▶ _EXERCISE BRIEF_
In the material below, find all lines with the string "ylabel" and copy them.

[Start of RECORDS SHOWN]

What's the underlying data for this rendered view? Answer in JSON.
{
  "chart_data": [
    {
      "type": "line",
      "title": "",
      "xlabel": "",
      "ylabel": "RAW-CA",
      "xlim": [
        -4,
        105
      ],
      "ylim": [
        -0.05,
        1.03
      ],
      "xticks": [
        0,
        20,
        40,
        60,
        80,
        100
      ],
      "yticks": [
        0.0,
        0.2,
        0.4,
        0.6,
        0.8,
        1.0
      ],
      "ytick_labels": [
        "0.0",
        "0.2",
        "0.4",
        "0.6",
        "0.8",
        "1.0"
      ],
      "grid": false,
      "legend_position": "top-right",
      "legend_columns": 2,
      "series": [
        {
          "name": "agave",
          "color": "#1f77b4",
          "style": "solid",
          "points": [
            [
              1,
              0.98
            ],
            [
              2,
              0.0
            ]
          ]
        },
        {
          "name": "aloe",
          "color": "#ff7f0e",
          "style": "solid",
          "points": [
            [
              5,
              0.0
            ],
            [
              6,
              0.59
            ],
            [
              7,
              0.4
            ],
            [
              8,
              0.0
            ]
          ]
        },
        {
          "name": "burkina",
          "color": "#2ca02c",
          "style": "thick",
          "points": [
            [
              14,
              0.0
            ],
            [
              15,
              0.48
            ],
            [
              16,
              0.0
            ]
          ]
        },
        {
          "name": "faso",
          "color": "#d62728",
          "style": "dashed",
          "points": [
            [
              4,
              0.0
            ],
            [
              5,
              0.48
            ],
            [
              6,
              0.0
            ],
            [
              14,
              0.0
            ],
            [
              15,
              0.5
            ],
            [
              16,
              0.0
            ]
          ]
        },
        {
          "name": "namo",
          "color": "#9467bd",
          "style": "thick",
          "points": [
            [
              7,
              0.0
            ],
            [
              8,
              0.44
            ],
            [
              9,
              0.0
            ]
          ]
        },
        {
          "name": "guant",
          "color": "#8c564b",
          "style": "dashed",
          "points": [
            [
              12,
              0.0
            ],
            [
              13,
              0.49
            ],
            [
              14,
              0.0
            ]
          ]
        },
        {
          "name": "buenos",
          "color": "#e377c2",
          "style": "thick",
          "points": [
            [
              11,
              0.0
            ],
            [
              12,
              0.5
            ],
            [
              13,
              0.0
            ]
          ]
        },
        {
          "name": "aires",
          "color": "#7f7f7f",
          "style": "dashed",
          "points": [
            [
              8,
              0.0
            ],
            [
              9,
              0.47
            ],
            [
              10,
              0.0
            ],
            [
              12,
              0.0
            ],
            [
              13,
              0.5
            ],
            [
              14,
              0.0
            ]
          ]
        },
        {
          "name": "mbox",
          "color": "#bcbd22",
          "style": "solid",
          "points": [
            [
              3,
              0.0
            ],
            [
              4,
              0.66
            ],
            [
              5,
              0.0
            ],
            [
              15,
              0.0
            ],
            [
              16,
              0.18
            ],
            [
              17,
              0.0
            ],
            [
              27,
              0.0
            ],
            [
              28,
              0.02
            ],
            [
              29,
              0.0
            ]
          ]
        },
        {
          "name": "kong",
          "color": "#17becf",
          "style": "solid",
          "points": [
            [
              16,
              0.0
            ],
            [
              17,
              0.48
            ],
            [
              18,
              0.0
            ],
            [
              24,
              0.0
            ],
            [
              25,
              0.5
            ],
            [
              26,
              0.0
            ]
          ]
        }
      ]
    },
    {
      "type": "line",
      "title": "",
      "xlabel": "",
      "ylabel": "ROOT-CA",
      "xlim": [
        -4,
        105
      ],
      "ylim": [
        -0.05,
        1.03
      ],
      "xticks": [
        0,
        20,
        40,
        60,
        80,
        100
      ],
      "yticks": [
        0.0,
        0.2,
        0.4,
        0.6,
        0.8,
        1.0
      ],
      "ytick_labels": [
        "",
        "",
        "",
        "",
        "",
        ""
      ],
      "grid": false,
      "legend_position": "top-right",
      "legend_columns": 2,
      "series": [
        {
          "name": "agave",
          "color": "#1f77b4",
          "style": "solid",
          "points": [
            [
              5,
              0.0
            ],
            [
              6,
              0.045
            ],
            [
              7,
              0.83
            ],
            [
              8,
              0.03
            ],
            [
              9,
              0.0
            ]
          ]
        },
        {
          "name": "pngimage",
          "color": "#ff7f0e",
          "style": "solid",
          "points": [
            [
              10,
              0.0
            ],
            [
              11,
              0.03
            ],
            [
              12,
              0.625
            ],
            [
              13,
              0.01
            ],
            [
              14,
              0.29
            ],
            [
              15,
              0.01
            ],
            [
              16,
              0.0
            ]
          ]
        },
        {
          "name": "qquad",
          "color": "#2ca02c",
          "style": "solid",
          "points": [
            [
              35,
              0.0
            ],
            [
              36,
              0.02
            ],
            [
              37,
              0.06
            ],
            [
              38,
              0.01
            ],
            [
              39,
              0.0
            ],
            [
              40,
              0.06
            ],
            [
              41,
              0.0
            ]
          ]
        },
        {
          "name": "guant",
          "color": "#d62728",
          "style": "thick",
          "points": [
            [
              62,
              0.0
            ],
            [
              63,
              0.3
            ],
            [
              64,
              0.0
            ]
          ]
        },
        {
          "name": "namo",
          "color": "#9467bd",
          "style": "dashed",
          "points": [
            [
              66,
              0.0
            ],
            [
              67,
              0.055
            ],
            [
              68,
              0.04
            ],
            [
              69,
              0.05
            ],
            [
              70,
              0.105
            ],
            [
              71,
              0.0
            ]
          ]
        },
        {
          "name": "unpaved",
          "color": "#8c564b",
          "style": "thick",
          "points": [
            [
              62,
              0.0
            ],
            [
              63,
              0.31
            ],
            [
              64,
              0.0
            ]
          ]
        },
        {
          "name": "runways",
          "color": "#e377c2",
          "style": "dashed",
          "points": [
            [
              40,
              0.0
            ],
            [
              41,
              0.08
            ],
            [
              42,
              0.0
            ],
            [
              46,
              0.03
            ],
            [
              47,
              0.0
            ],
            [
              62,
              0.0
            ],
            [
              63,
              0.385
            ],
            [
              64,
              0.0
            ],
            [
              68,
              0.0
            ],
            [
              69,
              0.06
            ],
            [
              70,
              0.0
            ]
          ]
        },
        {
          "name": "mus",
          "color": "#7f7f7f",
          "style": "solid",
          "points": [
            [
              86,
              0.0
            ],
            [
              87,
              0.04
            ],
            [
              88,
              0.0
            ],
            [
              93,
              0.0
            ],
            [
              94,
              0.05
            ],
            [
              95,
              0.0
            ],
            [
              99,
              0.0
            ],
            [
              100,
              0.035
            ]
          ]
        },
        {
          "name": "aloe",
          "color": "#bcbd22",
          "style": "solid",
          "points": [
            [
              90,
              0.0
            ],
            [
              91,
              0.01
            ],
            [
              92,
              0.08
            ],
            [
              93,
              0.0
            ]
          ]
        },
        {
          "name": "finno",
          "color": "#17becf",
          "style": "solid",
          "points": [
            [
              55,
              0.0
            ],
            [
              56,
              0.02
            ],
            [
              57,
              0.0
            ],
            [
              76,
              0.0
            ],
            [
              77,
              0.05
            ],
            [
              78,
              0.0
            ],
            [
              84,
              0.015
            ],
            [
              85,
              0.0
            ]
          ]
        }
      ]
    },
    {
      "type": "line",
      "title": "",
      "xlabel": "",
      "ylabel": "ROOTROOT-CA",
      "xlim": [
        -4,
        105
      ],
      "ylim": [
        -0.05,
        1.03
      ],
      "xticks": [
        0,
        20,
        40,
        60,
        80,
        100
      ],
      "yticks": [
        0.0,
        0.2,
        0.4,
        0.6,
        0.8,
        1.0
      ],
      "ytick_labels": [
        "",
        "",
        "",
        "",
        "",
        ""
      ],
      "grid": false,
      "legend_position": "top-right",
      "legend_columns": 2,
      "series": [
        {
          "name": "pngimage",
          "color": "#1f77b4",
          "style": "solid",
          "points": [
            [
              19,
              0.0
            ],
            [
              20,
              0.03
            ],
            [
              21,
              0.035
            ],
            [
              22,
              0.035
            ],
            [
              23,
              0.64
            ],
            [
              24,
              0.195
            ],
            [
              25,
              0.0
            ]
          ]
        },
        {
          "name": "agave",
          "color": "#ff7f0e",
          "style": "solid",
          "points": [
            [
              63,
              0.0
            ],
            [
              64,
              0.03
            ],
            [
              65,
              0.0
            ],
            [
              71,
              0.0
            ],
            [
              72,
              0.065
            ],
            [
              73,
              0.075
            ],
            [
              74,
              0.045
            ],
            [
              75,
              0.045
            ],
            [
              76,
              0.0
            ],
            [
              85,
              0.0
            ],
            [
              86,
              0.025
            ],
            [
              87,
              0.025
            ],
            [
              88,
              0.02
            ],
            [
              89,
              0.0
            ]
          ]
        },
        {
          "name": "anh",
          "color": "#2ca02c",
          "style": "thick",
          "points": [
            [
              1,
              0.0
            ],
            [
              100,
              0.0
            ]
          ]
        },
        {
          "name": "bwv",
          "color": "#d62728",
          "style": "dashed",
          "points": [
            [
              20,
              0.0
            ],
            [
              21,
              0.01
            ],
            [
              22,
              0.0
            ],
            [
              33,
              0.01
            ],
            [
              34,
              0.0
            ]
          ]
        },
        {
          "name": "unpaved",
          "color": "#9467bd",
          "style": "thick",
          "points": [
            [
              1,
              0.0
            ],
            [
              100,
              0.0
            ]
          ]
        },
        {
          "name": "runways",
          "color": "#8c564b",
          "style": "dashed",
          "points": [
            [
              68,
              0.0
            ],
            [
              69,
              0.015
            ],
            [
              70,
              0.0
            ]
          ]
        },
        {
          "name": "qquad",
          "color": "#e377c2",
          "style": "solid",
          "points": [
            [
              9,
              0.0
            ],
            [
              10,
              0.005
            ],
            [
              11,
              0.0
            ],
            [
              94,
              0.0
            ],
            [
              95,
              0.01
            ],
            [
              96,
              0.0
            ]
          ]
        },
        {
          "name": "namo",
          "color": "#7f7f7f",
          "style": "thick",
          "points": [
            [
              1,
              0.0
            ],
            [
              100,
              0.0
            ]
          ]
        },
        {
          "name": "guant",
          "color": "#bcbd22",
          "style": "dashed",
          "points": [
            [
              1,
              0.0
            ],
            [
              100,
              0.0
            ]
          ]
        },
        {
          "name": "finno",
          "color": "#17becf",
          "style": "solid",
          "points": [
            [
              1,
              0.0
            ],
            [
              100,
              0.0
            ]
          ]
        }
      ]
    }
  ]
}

[End of RECORDS SHOWN]

▶ _EXERCISE RESPONSE_
      "ylabel": "RAW-CA",
      "ylabel": "ROOT-CA",
      "ylabel": "ROOTROOT-CA",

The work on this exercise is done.